## Work to complete
1. Reproduce the text on the z-transform region of convergence word for word, in full.
2. Rewrite the records from their first line through the line that contains "database-icon xyxy=(580,160,588,168)", swapping "avatar-icon" for "profile-icon" and leaving everything else unchanged. Return only those lines.
──────── Document extract ────────
6. If x[n] is two sided, and if the circle |z| = r0 is in the ROC, then the ROC will consist of a ring in the z-plane that includes the circle |z| = r0.
7. If the z-transform X(z) of x[n] is rational, then its ROC is bounded by poles or extends to infinity.
8. If the z-transform X(z) of x[n] is rational, and if x[n] is right sided, then the ROC is the region in the z-plane outside the outermost pole. Furthermore, if x[n] is causal, then the ROC also includes z = infinity.
9. If the z-transform X(z) of x[n] is rational, and if x[n] is left sided, then the ROC is the region in the z-plane inside the innermost nonzero pole. In particular, if x[n] is anticausal (i.e., if it is left sided and equal to 0 for n > 0), then the ROC also includes z = 0.
Causality
1. A discrete-time LTI system is causal if and only if the ROC of its system function is the exterior of a circle, including infinity.
──────── Task material ────────
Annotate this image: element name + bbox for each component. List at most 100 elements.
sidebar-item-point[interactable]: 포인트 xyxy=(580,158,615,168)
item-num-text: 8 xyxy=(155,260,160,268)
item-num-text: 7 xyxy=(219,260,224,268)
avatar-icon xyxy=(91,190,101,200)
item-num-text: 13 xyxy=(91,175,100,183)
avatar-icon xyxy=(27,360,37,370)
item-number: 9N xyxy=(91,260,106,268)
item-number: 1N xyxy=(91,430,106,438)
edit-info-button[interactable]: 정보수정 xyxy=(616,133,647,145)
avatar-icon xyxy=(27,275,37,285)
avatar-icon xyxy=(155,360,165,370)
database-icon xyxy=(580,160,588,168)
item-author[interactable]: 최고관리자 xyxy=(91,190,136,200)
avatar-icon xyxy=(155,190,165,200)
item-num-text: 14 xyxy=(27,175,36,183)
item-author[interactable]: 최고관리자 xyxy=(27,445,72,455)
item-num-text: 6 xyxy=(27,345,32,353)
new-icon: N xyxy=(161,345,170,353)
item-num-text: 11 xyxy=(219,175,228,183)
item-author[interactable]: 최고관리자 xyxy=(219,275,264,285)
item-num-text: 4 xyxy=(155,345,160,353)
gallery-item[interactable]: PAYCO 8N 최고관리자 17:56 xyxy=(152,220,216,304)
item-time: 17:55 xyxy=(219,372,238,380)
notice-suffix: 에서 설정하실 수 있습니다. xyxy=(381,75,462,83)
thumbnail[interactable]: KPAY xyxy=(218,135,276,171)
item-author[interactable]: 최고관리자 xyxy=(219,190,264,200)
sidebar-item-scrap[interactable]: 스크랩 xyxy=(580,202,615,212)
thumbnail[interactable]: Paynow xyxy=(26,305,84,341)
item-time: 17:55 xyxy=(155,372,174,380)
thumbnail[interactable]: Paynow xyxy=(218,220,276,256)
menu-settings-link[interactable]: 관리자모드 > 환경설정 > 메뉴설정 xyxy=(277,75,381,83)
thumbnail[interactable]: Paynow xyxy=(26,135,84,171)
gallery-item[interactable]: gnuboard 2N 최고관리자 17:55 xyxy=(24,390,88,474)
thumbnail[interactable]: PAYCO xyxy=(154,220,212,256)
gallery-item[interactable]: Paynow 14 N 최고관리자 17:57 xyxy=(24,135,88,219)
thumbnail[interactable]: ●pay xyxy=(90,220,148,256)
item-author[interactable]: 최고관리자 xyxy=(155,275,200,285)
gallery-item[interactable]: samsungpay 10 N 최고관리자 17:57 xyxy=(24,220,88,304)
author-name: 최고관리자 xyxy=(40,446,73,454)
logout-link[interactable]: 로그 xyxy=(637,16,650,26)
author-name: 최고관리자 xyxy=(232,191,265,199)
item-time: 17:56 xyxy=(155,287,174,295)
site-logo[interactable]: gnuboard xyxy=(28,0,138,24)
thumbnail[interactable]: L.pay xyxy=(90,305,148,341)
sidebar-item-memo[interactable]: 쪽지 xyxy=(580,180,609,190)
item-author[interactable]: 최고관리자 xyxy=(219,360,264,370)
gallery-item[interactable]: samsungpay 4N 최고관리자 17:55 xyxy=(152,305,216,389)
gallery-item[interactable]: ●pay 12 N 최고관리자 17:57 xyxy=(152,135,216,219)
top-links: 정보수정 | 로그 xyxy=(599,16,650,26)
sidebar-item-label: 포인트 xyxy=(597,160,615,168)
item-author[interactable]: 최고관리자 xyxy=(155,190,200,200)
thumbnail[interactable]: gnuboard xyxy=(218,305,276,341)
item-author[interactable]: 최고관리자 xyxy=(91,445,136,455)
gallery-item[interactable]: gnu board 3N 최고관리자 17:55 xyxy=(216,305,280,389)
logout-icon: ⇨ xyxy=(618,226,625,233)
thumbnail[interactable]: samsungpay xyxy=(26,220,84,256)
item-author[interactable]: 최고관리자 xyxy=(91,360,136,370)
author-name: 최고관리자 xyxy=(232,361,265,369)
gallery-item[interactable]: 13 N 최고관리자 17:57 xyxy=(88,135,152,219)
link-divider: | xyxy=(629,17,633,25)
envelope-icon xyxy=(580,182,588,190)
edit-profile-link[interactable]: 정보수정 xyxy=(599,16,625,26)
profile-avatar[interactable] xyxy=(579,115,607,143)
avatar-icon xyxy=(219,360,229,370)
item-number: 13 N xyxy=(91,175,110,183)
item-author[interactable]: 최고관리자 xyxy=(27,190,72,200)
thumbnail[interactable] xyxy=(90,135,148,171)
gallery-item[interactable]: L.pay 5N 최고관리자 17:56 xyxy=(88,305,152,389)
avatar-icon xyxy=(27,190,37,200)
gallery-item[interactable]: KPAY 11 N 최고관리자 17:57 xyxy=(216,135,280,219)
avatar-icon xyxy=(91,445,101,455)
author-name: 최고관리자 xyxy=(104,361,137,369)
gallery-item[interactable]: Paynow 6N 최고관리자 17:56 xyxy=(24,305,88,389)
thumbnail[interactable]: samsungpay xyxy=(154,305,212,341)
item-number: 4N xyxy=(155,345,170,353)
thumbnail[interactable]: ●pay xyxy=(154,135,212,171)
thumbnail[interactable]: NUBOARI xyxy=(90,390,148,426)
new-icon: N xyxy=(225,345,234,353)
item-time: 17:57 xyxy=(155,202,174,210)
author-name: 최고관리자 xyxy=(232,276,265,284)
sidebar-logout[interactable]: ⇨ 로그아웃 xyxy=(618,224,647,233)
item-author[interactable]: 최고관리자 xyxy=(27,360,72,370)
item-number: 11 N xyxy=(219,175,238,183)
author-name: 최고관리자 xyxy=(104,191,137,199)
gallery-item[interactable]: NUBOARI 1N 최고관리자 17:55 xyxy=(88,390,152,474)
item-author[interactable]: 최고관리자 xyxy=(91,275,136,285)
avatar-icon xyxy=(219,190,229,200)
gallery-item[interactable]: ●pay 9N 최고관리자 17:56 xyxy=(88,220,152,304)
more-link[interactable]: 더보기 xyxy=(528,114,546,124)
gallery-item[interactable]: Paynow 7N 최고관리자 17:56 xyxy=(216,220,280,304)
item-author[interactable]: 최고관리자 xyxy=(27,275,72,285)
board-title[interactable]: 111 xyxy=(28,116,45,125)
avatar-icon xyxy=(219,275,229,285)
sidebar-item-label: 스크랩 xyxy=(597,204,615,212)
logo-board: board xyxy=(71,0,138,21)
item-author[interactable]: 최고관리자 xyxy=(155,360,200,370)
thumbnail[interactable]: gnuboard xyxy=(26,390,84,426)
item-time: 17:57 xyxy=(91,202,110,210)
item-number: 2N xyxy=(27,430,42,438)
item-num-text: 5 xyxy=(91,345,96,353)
────────
## Answers to the problems
1.
6. If x[n] is two sided, and if the circle |z| = r0 is in the ROC, then the ROC will consist of a ring in the z-plane that includes the circle |z| = r0.
7. If the z-transform X(z) of x[n] is rational, then its ROC is bounded by poles or extends to infinity.
8. If the z-transform X(z) of x[n] is rational, and if x[n] is right sided, then the ROC is the region in the z-plane outside the outermost pole. Furthermore, if x[n] is causal, then the ROC also includes z = infinity.
9. If the z-transform X(z) of x[n] is rational, and if x[n] is left sided, then the ROC is the region in the z-plane inside the innermost nonzero pole. In particular, if x[n] is anticausal (i.e., if it is left sided and equal to 0 for n > 0), then the ROC also includes z = 0.
Causality
1. A discrete-time LTI system is causal if and only if the ROC of its system function is the exterior of a circle, including infinity.

2.
Annotate this image: element name + bbox for each component. List at most 100 elements.
sidebar-item-point[interactable]: 포인트 xyxy=(580,158,615,168)
item-num-text: 8 xyxy=(155,260,160,268)
item-num-text: 7 xyxy=(219,260,224,268)
profile-icon xyxy=(91,190,101,200)
item-num-text: 13 xyxy=(91,175,100,183)
profile-icon xyxy=(27,360,37,370)
item-number: 9N xyxy=(91,260,106,268)
item-number: 1N xyxy=(91,430,106,438)
edit-info-button[interactable]: 정보수정 xyxy=(616,133,647,145)
profile-icon xyxy=(27,275,37,285)
profile-icon xyxy=(155,360,165,370)
database-icon xyxy=(580,160,588,168)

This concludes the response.